• **THE REQUEST**
Copy out all lines in the data below containing the string "went".

• **GIVEN RECORDS**
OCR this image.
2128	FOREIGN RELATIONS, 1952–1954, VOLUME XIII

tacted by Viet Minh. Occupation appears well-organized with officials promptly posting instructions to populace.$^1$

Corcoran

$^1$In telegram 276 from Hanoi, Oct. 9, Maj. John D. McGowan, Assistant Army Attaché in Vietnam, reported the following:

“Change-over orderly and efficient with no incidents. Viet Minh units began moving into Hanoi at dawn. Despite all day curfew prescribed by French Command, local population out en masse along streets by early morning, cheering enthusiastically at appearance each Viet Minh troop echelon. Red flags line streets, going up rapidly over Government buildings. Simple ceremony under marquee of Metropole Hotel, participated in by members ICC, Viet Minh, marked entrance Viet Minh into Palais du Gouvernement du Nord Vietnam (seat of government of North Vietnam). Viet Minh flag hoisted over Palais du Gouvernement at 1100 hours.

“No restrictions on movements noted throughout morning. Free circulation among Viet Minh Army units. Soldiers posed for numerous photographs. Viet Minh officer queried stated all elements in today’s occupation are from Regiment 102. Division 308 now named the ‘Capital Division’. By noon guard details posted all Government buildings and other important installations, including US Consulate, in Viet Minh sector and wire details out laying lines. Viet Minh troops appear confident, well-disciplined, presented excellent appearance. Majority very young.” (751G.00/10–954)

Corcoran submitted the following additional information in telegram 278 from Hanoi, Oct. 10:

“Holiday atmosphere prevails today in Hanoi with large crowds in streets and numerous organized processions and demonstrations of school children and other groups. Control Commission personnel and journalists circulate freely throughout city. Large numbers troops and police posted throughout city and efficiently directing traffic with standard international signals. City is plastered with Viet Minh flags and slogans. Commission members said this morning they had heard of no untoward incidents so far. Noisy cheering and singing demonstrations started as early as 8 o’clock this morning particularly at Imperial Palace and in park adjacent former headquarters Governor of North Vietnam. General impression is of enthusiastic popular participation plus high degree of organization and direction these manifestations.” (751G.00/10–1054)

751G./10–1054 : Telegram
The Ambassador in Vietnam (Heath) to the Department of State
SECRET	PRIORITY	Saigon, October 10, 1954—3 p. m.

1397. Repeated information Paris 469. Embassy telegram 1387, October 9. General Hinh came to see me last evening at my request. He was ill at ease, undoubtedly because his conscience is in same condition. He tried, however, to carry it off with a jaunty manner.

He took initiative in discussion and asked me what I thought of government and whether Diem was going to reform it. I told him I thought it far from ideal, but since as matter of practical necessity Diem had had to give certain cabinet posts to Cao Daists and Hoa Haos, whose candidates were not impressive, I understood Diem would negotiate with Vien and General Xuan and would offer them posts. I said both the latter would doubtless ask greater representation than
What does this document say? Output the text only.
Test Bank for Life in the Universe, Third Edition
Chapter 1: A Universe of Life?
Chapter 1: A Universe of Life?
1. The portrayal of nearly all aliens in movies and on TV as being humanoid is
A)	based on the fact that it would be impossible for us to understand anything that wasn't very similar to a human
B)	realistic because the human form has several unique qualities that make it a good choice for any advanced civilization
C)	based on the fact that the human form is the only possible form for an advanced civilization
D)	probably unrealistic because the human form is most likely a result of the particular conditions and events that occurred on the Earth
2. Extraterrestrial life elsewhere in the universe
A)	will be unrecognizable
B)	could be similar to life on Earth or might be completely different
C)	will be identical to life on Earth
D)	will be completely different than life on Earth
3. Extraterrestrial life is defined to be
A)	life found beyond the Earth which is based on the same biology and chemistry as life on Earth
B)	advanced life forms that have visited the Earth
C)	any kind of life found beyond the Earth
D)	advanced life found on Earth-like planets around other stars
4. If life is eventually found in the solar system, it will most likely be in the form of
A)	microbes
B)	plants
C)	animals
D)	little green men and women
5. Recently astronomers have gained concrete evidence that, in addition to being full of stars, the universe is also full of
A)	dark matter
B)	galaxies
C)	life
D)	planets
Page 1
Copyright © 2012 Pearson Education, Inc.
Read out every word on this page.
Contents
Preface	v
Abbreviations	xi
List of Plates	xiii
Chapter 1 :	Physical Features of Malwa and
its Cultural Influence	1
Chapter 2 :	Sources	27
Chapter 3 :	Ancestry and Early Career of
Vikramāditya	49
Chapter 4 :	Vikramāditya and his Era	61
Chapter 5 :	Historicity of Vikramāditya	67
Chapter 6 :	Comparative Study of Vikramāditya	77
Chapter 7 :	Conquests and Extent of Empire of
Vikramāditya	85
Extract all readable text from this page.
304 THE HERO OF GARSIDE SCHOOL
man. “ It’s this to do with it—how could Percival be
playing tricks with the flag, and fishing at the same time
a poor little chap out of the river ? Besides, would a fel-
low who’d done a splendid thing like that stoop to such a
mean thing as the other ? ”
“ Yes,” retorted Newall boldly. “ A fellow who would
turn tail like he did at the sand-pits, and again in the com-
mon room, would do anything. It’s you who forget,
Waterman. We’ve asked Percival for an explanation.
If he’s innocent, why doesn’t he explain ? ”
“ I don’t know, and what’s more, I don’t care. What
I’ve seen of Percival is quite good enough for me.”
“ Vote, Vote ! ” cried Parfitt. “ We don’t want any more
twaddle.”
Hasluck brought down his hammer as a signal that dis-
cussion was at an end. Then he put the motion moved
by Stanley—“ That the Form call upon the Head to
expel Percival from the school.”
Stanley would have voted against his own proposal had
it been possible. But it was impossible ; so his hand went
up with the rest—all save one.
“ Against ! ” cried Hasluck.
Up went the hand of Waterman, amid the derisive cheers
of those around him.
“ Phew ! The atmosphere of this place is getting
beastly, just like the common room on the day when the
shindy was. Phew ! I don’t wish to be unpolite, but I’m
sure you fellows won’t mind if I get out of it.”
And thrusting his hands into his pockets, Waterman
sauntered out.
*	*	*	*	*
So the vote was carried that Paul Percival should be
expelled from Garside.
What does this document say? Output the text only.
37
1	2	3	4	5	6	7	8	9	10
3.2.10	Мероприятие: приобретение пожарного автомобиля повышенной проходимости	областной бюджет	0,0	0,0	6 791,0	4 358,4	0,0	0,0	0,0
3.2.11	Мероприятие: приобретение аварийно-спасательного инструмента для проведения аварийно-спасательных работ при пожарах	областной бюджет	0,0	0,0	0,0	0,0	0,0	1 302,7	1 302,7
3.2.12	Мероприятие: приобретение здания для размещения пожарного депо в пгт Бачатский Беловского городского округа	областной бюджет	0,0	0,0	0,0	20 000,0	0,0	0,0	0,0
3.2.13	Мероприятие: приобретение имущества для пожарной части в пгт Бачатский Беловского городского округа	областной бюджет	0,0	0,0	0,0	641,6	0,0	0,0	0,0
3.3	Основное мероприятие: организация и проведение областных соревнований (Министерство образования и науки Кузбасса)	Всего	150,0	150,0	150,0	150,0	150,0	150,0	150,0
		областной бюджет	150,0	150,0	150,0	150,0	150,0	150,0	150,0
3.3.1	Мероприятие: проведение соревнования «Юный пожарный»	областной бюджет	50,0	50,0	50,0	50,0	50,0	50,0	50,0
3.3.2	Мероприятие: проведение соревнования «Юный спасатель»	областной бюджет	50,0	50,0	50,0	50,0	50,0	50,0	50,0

• **IN RESPONSE**
it been possible. But it was impossible ; so his hand went
Up went the hand of Waterman, amid the derisive cheers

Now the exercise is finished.